● **Aim**
No images are to be carried over; print all other material exactly as it stands.

● **Record extracts**
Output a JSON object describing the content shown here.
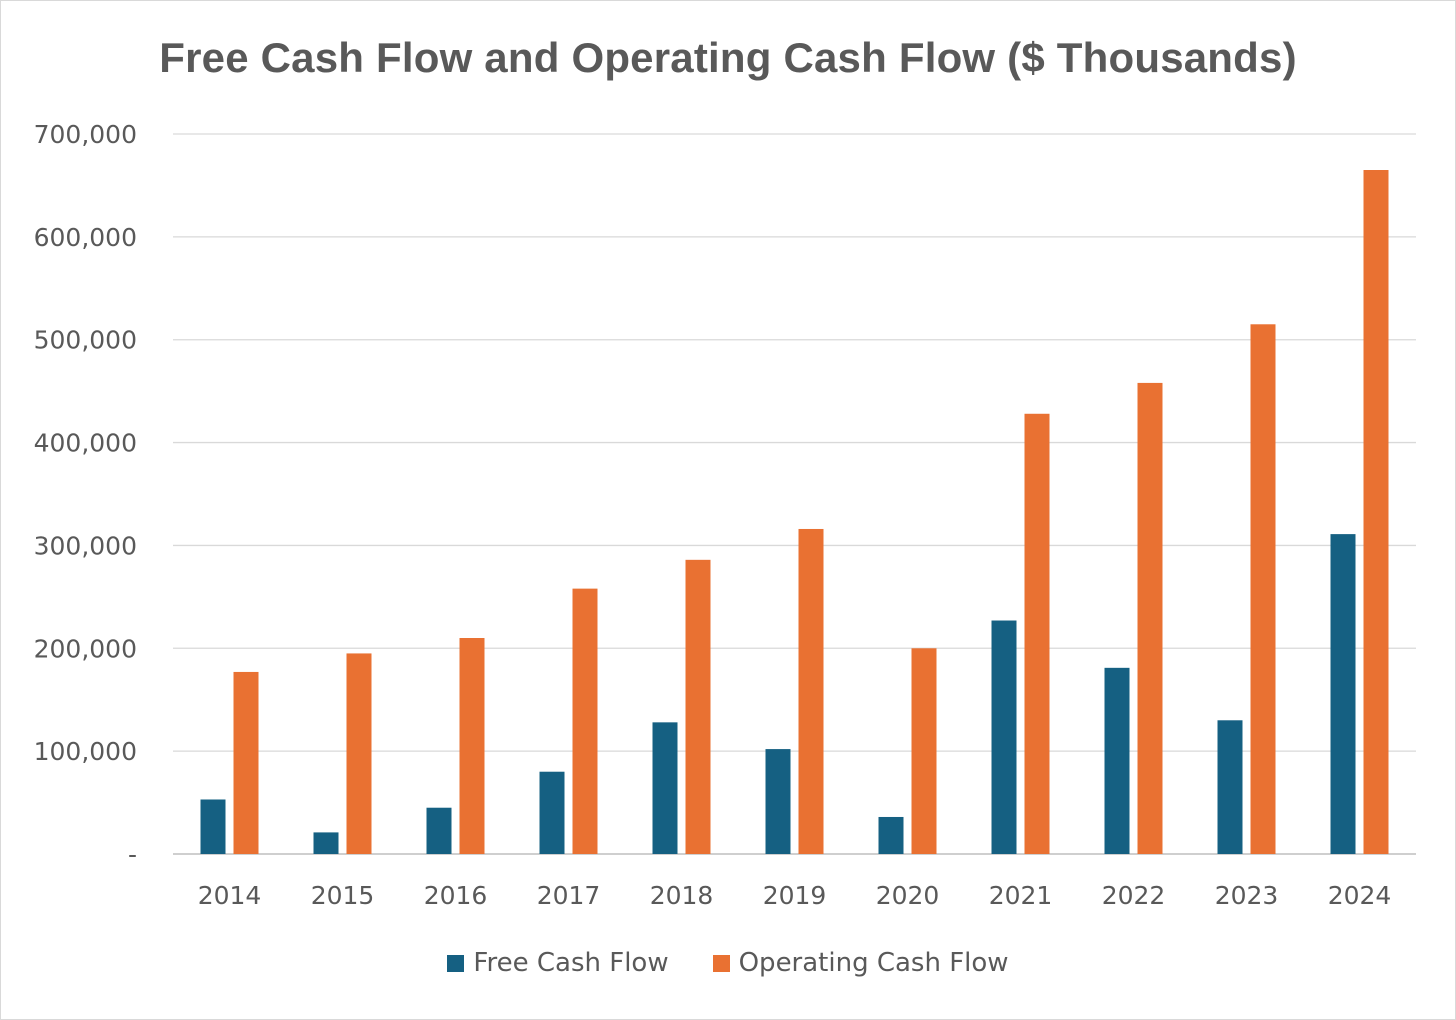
{
  "chart_data": {
    "type": "bar",
    "title": "Free Cash Flow and Operating Cash Flow ($ Thousands)",
    "xlabel": "",
    "ylabel": "",
    "ylim": [
      0,
      700000
    ],
    "y_ticks": [
      0,
      100000,
      200000,
      300000,
      400000,
      500000,
      600000,
      700000
    ],
    "y_tick_labels": [
      "-",
      "100,000",
      "200,000",
      "300,000",
      "400,000",
      "500,000",
      "600,000",
      "700,000"
    ],
    "categories": [
      "2014",
      "2015",
      "2016",
      "2017",
      "2018",
      "2019",
      "2020",
      "2021",
      "2022",
      "2023",
      "2024"
    ],
    "series": [
      {
        "name": "Free Cash Flow",
        "color": "#156082",
        "values": [
          53000,
          21000,
          45000,
          80000,
          128000,
          102000,
          36000,
          227000,
          181000,
          130000,
          311000
        ]
      },
      {
        "name": "Operating Cash Flow",
        "color": "#E97132",
        "values": [
          177000,
          195000,
          210000,
          258000,
          286000,
          316000,
          200000,
          428000,
          458000,
          515000,
          665000
        ]
      }
    ],
    "grid": true,
    "legend_position": "bottom"
  }
}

● **Task output**
Output a JSON object describing the content shown here.
{
  "chart_data": {
    "type": "bar",
    "title": "Free Cash Flow and Operating Cash Flow ($ Thousands)",
    "xlabel": "",
    "ylabel": "",
    "ylim": [
      0,
      700000
    ],
    "y_ticks": [
      0,
      100000,
      200000,
      300000,
      400000,
      500000,
      600000,
      700000
    ],
    "y_tick_labels": [
      "-",
      "100,000",
      "200,000",
      "300,000",
      "400,000",
      "500,000",
      "600,000",
      "700,000"
    ],
    "categories": [
      "2014",
      "2015",
      "2016",
      "2017",
      "2018",
      "2019",
      "2020",
      "2021",
      "2022",
      "2023",
      "2024"
    ],
    "series": [
      {
        "name": "Free Cash Flow",
        "color": "#156082",
        "values": [
          53000,
          21000,
          45000,
          80000,
          128000,
          102000,
          36000,
          227000,
          181000,
          130000,
          311000
        ]
      },
      {
        "name": "Operating Cash Flow",
        "color": "#E97132",
        "values": [
          177000,
          195000,
          210000,
          258000,
          286000,
          316000,
          200000,
          428000,
          458000,
          515000,
          665000
        ]
      }
    ],
    "grid": true,
    "legend_position": "bottom"
  }
}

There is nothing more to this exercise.